YOUR TASK:
Extract every entry word for word.

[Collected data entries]
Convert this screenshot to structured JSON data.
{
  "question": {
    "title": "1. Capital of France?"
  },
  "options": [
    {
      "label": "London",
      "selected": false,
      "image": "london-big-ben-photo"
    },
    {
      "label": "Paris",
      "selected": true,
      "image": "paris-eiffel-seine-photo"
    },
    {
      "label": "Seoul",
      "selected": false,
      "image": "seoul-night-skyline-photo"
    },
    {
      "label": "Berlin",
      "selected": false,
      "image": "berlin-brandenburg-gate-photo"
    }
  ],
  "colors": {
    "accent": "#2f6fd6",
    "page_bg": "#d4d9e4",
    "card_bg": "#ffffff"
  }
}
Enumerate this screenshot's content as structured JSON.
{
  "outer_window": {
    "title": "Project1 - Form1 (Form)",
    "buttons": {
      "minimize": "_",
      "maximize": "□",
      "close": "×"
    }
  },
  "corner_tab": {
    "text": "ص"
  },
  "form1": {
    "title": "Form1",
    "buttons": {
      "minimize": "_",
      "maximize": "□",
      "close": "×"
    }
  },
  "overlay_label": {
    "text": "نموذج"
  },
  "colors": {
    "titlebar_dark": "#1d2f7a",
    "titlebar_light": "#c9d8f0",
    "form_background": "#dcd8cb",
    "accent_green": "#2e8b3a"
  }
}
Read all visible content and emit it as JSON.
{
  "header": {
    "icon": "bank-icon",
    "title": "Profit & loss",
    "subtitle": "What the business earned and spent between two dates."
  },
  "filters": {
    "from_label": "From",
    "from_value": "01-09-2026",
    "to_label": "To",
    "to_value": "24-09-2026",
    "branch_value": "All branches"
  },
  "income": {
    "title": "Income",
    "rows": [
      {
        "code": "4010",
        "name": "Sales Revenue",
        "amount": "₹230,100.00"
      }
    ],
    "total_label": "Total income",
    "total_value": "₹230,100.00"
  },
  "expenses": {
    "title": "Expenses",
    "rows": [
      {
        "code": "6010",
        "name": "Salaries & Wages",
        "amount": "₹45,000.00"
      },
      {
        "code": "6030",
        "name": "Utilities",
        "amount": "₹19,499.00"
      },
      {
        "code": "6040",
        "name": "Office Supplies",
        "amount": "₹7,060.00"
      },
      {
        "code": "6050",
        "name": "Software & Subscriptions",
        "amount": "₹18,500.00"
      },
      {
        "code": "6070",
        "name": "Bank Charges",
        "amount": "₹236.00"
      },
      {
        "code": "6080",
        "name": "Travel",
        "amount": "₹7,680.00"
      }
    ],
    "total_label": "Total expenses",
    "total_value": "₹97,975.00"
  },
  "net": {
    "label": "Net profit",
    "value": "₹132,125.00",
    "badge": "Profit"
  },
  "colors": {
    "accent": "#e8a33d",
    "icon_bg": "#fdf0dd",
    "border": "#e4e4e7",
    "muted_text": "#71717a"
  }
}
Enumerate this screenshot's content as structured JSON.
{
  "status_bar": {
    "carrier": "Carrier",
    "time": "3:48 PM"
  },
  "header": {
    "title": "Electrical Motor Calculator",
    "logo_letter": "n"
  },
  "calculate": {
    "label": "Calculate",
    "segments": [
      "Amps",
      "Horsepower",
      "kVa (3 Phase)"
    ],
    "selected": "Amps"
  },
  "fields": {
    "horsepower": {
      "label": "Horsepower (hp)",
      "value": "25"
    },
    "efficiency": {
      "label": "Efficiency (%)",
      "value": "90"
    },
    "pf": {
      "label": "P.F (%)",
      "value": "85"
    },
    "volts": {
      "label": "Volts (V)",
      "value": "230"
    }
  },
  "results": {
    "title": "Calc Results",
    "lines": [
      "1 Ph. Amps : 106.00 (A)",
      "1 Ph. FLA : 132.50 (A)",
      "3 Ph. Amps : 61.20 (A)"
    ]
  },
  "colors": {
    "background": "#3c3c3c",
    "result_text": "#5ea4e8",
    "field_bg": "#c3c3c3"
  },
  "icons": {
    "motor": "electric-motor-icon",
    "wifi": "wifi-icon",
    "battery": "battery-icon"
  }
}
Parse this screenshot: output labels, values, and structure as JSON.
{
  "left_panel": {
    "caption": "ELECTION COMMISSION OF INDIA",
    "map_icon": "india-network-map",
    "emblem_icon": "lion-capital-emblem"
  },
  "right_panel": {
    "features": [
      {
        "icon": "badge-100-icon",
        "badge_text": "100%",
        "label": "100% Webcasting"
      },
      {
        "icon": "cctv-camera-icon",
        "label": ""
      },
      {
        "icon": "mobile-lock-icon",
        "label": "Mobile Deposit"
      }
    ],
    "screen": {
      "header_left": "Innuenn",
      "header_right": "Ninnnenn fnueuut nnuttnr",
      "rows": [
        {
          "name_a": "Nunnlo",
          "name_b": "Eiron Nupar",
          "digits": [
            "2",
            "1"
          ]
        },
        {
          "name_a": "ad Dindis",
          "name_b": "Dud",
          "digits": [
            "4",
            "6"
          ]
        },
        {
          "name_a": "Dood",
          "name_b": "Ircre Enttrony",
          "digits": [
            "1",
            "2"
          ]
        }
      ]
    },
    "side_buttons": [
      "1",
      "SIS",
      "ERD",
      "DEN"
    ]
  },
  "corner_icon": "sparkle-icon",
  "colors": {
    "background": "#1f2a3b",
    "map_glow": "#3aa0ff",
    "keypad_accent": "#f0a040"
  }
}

IN RESPONSE:
Convert this screenshot to structured JSON data.
{
  "question": {
    "title": "1. Capital of France?"
  },
  "options": [
    {
      "label": "London",
      "selected": false,
      "image": "london-big-ben-photo"
    },
    {
      "label": "Paris",
      "selected": true,
      "image": "paris-eiffel-seine-photo"
    },
    {
      "label": "Seoul",
      "selected": false,
      "image": "seoul-night-skyline-photo"
    },
    {
      "label": "Berlin",
      "selected": false,
      "image": "berlin-brandenburg-gate-photo"
    }
  ],
  "colors": {
    "accent": "#2f6fd6",
    "page_bg": "#d4d9e4",
    "card_bg": "#ffffff"
  }
}
Enumerate this screenshot's content as structured JSON.
{
  "outer_window": {
    "title": "Project1 - Form1 (Form)",
    "buttons": {
      "minimize": "_",
      "maximize": "□",
      "close": "×"
    }
  },
  "corner_tab": {
    "text": "ص"
  },
  "form1": {
    "title": "Form1",
    "buttons": {
      "minimize": "_",
      "maximize": "□",
      "close": "×"
    }
  },
  "overlay_label": {
    "text": "نموذج"
  },
  "colors": {
    "titlebar_dark": "#1d2f7a",
    "titlebar_light": "#c9d8f0",
    "form_background": "#dcd8cb",
    "accent_green": "#2e8b3a"
  }
}
Read all visible content and emit it as JSON.
{
  "header": {
    "icon": "bank-icon",
    "title": "Profit & loss",
    "subtitle": "What the business earned and spent between two dates."
  },
  "filters": {
    "from_label": "From",
    "from_value": "01-09-2026",
    "to_label": "To",
    "to_value": "24-09-2026",
    "branch_value": "All branches"
  },
  "income": {
    "title": "Income",
    "rows": [
      {
        "code": "4010",
        "name": "Sales Revenue",
        "amount": "₹230,100.00"
      }
    ],
    "total_label": "Total income",
    "total_value": "₹230,100.00"
  },
  "expenses": {
    "title": "Expenses",
    "rows": [
      {
        "code": "6010",
        "name": "Salaries & Wages",
        "amount": "₹45,000.00"
      },
      {
        "code": "6030",
        "name": "Utilities",
        "amount": "₹19,499.00"
      },
      {
        "code": "6040",
        "name": "Office Supplies",
        "amount": "₹7,060.00"
      },
      {
        "code": "6050",
        "name": "Software & Subscriptions",
        "amount": "₹18,500.00"
      },
      {
        "code": "6070",
        "name": "Bank Charges",
        "amount": "₹236.00"
      },
      {
        "code": "6080",
        "name": "Travel",
        "amount": "₹7,680.00"
      }
    ],
    "total_label": "Total expenses",
    "total_value": "₹97,975.00"
  },
  "net": {
    "label": "Net profit",
    "value": "₹132,125.00",
    "badge": "Profit"
  },
  "colors": {
    "accent": "#e8a33d",
    "icon_bg": "#fdf0dd",
    "border": "#e4e4e7",
    "muted_text": "#71717a"
  }
}
Enumerate this screenshot's content as structured JSON.
{
  "status_bar": {
    "carrier": "Carrier",
    "time": "3:48 PM"
  },
  "header": {
    "title": "Electrical Motor Calculator",
    "logo_letter": "n"
  },
  "calculate": {
    "label": "Calculate",
    "segments": [
      "Amps",
      "Horsepower",
      "kVa (3 Phase)"
    ],
    "selected": "Amps"
  },
  "fields": {
    "horsepower": {
      "label": "Horsepower (hp)",
      "value": "25"
    },
    "efficiency": {
      "label": "Efficiency (%)",
      "value": "90"
    },
    "pf": {
      "label": "P.F (%)",
      "value": "85"
    },
    "volts": {
      "label": "Volts (V)",
      "value": "230"
    }
  },
  "results": {
    "title": "Calc Results",
    "lines": [
      "1 Ph. Amps : 106.00 (A)",
      "1 Ph. FLA : 132.50 (A)",
      "3 Ph. Amps : 61.20 (A)"
    ]
  },
  "colors": {
    "background": "#3c3c3c",
    "result_text": "#5ea4e8",
    "field_bg": "#c3c3c3"
  },
  "icons": {
    "motor": "electric-motor-icon",
    "wifi": "wifi-icon",
    "battery": "battery-icon"
  }
}
Parse this screenshot: output labels, values, and structure as JSON.
{
  "left_panel": {
    "caption": "ELECTION COMMISSION OF INDIA",
    "map_icon": "india-network-map",
    "emblem_icon": "lion-capital-emblem"
  },
  "right_panel": {
    "features": [
      {
        "icon": "badge-100-icon",
        "badge_text": "100%",
        "label": "100% Webcasting"
      },
      {
        "icon": "cctv-camera-icon",
        "label": ""
      },
      {
        "icon": "mobile-lock-icon",
        "label": "Mobile Deposit"
      }
    ],
    "screen": {
      "header_left": "Innuenn",
      "header_right": "Ninnnenn fnueuut nnuttnr",
      "rows": [
        {
          "name_a": "Nunnlo",
          "name_b": "Eiron Nupar",
          "digits": [
            "2",
            "1"
          ]
        },
        {
          "name_a": "ad Dindis",
          "name_b": "Dud",
          "digits": [
            "4",
            "6"
          ]
        },
        {
          "name_a": "Dood",
          "name_b": "Ircre Enttrony",
          "digits": [
            "1",
            "2"
          ]
        }
      ]
    },
    "side_buttons": [
      "1",
      "SIS",
      "ERD",
      "DEN"
    ]
  },
  "corner_icon": "sparkle-icon",
  "colors": {
    "background": "#1f2a3b",
    "map_glow": "#3aa0ff",
    "keypad_accent": "#f0a040"
  }
}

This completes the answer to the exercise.